[Data records]
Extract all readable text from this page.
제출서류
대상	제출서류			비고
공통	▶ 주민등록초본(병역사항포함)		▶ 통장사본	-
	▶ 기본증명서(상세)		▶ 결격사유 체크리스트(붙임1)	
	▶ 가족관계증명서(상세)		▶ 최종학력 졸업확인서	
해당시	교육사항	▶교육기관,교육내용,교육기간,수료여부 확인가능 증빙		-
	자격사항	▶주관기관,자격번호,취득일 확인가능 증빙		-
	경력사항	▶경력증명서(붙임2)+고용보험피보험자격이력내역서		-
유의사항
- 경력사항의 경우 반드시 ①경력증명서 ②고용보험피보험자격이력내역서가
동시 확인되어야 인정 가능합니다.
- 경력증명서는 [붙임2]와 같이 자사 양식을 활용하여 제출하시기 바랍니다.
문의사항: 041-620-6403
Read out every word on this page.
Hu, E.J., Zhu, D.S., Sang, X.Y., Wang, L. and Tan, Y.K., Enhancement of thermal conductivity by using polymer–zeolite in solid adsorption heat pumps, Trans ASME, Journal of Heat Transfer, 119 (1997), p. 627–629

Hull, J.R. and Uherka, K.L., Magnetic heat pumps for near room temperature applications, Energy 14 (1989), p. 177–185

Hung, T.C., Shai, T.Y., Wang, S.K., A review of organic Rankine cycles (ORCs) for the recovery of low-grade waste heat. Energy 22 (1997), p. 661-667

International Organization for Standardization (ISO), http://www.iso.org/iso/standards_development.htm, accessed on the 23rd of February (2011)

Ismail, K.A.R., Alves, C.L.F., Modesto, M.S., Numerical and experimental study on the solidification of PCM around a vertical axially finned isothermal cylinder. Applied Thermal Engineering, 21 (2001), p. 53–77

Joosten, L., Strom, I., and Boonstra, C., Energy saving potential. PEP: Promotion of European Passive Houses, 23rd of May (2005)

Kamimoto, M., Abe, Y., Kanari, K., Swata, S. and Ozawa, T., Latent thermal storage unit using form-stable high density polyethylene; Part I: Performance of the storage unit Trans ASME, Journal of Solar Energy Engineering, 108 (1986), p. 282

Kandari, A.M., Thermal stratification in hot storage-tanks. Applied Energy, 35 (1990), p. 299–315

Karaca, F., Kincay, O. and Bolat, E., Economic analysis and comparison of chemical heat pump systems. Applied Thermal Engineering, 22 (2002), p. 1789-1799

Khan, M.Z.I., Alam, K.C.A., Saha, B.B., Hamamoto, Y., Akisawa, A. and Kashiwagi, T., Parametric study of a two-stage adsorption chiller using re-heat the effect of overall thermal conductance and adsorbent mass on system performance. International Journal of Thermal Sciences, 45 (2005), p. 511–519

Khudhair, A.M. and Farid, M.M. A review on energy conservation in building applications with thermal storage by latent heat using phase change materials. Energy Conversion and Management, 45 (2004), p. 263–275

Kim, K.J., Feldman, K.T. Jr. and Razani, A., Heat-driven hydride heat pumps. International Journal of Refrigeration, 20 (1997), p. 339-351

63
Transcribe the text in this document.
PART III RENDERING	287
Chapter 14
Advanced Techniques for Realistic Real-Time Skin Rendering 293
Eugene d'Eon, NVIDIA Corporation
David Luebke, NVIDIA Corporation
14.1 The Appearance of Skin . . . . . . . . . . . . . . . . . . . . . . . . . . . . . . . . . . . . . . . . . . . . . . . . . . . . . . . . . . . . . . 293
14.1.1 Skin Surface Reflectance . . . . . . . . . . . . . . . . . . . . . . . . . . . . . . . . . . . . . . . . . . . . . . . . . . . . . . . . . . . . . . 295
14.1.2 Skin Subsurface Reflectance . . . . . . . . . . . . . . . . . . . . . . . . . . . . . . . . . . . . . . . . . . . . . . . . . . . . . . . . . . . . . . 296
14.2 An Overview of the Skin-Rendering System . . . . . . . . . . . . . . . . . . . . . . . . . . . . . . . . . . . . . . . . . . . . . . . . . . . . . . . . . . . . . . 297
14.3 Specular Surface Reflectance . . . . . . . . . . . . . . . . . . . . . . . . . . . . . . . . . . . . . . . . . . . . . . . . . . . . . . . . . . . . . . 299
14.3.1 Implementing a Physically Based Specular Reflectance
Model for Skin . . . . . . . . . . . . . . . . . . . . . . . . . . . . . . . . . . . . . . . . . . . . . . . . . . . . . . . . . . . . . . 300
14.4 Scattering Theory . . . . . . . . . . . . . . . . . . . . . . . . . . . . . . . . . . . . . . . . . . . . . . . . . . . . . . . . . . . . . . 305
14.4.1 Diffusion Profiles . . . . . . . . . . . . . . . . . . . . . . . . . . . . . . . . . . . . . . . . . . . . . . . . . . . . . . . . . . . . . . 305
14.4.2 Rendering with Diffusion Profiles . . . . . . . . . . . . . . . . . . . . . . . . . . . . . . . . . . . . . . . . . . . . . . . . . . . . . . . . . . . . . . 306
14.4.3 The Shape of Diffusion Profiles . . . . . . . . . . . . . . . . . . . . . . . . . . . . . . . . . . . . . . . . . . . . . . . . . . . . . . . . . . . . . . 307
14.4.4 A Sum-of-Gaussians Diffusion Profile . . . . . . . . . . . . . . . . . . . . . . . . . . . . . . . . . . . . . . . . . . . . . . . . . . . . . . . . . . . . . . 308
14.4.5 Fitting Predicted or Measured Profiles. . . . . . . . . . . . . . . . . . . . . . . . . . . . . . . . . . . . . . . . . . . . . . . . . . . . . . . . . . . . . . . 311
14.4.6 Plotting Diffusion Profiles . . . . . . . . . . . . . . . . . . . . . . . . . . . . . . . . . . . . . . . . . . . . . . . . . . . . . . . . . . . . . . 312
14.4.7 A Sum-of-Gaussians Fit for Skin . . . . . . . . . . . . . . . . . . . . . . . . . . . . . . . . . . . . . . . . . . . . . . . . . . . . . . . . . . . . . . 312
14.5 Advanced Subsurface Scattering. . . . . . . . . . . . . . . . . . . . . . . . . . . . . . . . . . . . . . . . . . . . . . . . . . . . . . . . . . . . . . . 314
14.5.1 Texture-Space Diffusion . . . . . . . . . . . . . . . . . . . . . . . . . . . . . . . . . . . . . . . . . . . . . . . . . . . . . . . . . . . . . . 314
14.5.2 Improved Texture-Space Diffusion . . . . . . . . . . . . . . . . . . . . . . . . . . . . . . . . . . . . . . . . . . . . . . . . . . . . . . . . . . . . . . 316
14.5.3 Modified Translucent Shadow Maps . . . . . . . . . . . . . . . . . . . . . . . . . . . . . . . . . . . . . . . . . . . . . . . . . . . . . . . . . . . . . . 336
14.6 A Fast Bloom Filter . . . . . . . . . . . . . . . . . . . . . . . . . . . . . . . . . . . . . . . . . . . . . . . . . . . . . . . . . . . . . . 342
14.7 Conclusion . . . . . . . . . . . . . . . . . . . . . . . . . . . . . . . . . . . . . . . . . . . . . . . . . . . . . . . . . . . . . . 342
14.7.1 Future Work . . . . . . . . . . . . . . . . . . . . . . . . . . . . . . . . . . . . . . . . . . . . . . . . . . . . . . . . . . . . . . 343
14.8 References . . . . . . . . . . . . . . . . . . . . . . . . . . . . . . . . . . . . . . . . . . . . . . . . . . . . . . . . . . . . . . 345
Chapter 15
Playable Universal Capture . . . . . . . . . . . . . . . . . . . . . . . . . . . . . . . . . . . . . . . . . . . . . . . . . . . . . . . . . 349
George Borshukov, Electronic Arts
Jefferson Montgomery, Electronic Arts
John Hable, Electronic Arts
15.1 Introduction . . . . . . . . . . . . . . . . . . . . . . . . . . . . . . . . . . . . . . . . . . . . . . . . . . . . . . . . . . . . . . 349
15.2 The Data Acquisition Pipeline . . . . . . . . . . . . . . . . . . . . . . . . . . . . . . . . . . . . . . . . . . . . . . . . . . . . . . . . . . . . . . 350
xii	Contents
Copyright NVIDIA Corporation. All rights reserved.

REQUIRED TASK -
Work out how many lines of the material above contain the word "Electronic", then give only that figure.

FINAL RESULT -
3